[Recorded data]
>> START

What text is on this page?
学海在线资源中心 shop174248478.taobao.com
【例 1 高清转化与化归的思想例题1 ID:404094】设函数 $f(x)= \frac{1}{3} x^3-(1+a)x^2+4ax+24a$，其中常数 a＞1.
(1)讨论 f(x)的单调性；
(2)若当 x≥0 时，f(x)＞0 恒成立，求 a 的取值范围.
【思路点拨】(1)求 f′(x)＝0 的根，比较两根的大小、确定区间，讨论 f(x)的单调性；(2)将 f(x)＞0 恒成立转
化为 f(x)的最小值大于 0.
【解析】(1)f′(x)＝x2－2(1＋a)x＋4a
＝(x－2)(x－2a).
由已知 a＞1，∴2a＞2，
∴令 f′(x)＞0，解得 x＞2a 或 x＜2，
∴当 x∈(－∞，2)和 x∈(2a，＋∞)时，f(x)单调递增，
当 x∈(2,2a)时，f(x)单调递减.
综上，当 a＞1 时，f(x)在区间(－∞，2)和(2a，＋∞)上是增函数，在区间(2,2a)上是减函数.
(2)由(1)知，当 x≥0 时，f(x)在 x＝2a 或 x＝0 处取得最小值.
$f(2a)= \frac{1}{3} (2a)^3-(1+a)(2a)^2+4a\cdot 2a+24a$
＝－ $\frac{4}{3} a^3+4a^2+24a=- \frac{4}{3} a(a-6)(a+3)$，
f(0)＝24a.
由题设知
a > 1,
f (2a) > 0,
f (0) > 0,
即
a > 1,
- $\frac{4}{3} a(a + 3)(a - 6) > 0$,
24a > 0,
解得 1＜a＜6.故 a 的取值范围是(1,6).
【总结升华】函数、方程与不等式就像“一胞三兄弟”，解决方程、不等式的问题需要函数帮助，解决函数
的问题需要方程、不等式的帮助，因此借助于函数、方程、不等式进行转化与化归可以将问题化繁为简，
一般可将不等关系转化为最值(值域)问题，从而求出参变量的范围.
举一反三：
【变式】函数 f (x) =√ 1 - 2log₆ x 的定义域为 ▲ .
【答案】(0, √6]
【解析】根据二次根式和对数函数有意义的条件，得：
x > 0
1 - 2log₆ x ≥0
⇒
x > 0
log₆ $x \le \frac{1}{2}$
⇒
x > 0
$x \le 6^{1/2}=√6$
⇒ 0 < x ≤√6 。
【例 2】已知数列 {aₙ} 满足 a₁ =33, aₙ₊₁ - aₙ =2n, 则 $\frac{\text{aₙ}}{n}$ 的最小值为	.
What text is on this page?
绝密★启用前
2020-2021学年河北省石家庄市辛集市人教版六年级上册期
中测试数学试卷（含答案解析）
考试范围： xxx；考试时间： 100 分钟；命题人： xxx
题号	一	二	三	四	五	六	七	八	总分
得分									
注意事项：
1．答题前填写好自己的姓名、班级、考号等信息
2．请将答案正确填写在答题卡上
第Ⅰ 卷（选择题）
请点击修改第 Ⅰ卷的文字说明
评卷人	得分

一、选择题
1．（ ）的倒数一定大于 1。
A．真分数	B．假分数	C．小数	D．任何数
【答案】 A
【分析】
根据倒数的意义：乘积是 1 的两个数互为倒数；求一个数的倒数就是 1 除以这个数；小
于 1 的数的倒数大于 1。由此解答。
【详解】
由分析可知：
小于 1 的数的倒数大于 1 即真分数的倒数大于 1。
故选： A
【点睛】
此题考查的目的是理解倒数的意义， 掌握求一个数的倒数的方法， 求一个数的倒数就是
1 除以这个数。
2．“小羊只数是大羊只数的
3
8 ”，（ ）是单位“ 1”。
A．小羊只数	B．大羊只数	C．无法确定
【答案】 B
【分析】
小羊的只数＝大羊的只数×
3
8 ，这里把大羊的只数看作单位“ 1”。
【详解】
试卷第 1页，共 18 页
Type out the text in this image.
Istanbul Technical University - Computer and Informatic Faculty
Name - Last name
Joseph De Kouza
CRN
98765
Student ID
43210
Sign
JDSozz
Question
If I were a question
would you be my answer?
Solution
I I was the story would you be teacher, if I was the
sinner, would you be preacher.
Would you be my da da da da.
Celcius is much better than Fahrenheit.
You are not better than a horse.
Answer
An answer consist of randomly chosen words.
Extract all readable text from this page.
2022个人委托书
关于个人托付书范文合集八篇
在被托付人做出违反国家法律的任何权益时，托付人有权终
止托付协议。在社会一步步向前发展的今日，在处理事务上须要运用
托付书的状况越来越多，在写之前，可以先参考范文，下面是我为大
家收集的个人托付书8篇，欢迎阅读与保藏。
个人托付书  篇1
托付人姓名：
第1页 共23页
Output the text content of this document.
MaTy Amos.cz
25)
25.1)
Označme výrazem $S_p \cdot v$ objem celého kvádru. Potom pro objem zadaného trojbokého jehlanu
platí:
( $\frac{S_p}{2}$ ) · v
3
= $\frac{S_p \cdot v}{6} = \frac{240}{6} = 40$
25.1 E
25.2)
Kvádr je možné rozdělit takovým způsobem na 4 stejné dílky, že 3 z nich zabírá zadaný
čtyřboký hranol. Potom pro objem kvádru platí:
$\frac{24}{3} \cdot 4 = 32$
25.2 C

>> END

Above are the records; retype them all without a single difference.

| OUTPUT OF THE TASK |
What text is on this page?
学海在线资源中心 shop174248478.taobao.com
【例 1 高清转化与化归的思想例题1 ID:404094】设函数 $f(x)= \frac{1}{3} x^3-(1+a)x^2+4ax+24a$，其中常数 a＞1.
(1)讨论 f(x)的单调性；
(2)若当 x≥0 时，f(x)＞0 恒成立，求 a 的取值范围.
【思路点拨】(1)求 f′(x)＝0 的根，比较两根的大小、确定区间，讨论 f(x)的单调性；(2)将 f(x)＞0 恒成立转
化为 f(x)的最小值大于 0.
【解析】(1)f′(x)＝x2－2(1＋a)x＋4a
＝(x－2)(x－2a).
由已知 a＞1，∴2a＞2，
∴令 f′(x)＞0，解得 x＞2a 或 x＜2，
∴当 x∈(－∞，2)和 x∈(2a，＋∞)时，f(x)单调递增，
当 x∈(2,2a)时，f(x)单调递减.
综上，当 a＞1 时，f(x)在区间(－∞，2)和(2a，＋∞)上是增函数，在区间(2,2a)上是减函数.
(2)由(1)知，当 x≥0 时，f(x)在 x＝2a 或 x＝0 处取得最小值.
$f(2a)= \frac{1}{3} (2a)^3-(1+a)(2a)^2+4a\cdot 2a+24a$
＝－ $\frac{4}{3} a^3+4a^2+24a=- \frac{4}{3} a(a-6)(a+3)$，
f(0)＝24a.
由题设知
a > 1,
f (2a) > 0,
f (0) > 0,
即
a > 1,
- $\frac{4}{3} a(a + 3)(a - 6) > 0$,
24a > 0,
解得 1＜a＜6.故 a 的取值范围是(1,6).
【总结升华】函数、方程与不等式就像“一胞三兄弟”，解决方程、不等式的问题需要函数帮助，解决函数
的问题需要方程、不等式的帮助，因此借助于函数、方程、不等式进行转化与化归可以将问题化繁为简，
一般可将不等关系转化为最值(值域)问题，从而求出参变量的范围.
举一反三：
【变式】函数 f (x) =√ 1 - 2log₆ x 的定义域为 ▲ .
【答案】(0, √6]
【解析】根据二次根式和对数函数有意义的条件，得：
x > 0
1 - 2log₆ x ≥0
⇒
x > 0
log₆ $x \le \frac{1}{2}$
⇒
x > 0
$x \le 6^{1/2}=√6$
⇒ 0 < x ≤√6 。
【例 2】已知数列 {aₙ} 满足 a₁ =33, aₙ₊₁ - aₙ =2n, 则 $\frac{\text{aₙ}}{n}$ 的最小值为	.
What text is on this page?
绝密★启用前
2020-2021学年河北省石家庄市辛集市人教版六年级上册期
中测试数学试卷（含答案解析）
考试范围： xxx；考试时间： 100 分钟；命题人： xxx
题号	一	二	三	四	五	六	七	八	总分
得分									
注意事项：
1．答题前填写好自己的姓名、班级、考号等信息
2．请将答案正确填写在答题卡上
第Ⅰ 卷（选择题）
请点击修改第 Ⅰ卷的文字说明
评卷人	得分

一、选择题
1．（ ）的倒数一定大于 1。
A．真分数	B．假分数	C．小数	D．任何数
【答案】 A
【分析】
根据倒数的意义：乘积是 1 的两个数互为倒数；求一个数的倒数就是 1 除以这个数；小
于 1 的数的倒数大于 1。由此解答。
【详解】
由分析可知：
小于 1 的数的倒数大于 1 即真分数的倒数大于 1。
故选： A
【点睛】
此题考查的目的是理解倒数的意义， 掌握求一个数的倒数的方法， 求一个数的倒数就是
1 除以这个数。
2．“小羊只数是大羊只数的
3
8 ”，（ ）是单位“ 1”。
A．小羊只数	B．大羊只数	C．无法确定
【答案】 B
【分析】
小羊的只数＝大羊的只数×
3
8 ，这里把大羊的只数看作单位“ 1”。
【详解】
试卷第 1页，共 18 页
Type out the text in this image.
Istanbul Technical University - Computer and Informatic Faculty
Name - Last name
Joseph De Kouza
CRN
98765
Student ID
43210
Sign
JDSozz
Question
If I were a question
would you be my answer?
Solution
I I was the story would you be teacher, if I was the
sinner, would you be preacher.
Would you be my da da da da.
Celcius is much better than Fahrenheit.
You are not better than a horse.
Answer
An answer consist of randomly chosen words.
Extract all readable text from this page.
2022个人委托书
关于个人托付书范文合集八篇
在被托付人做出违反国家法律的任何权益时，托付人有权终
止托付协议。在社会一步步向前发展的今日，在处理事务上须要运用
托付书的状况越来越多，在写之前，可以先参考范文，下面是我为大
家收集的个人托付书8篇，欢迎阅读与保藏。
个人托付书  篇1
托付人姓名：
第1页 共23页
Output the text content of this document.
MaTy Amos.cz
25)
25.1)
Označme výrazem $S_p \cdot v$ objem celého kvádru. Potom pro objem zadaného trojbokého jehlanu
platí:
( $\frac{S_p}{2}$ ) · v
3
= $\frac{S_p \cdot v}{6} = \frac{240}{6} = 40$
25.1 E
25.2)
Kvádr je možné rozdělit takovým způsobem na 4 stejné dílky, že 3 z nich zabírá zadaný
čtyřboký hranol. Potom pro objem kvádru platí:
$\frac{24}{3} \cdot 4 = 32$
25.2 C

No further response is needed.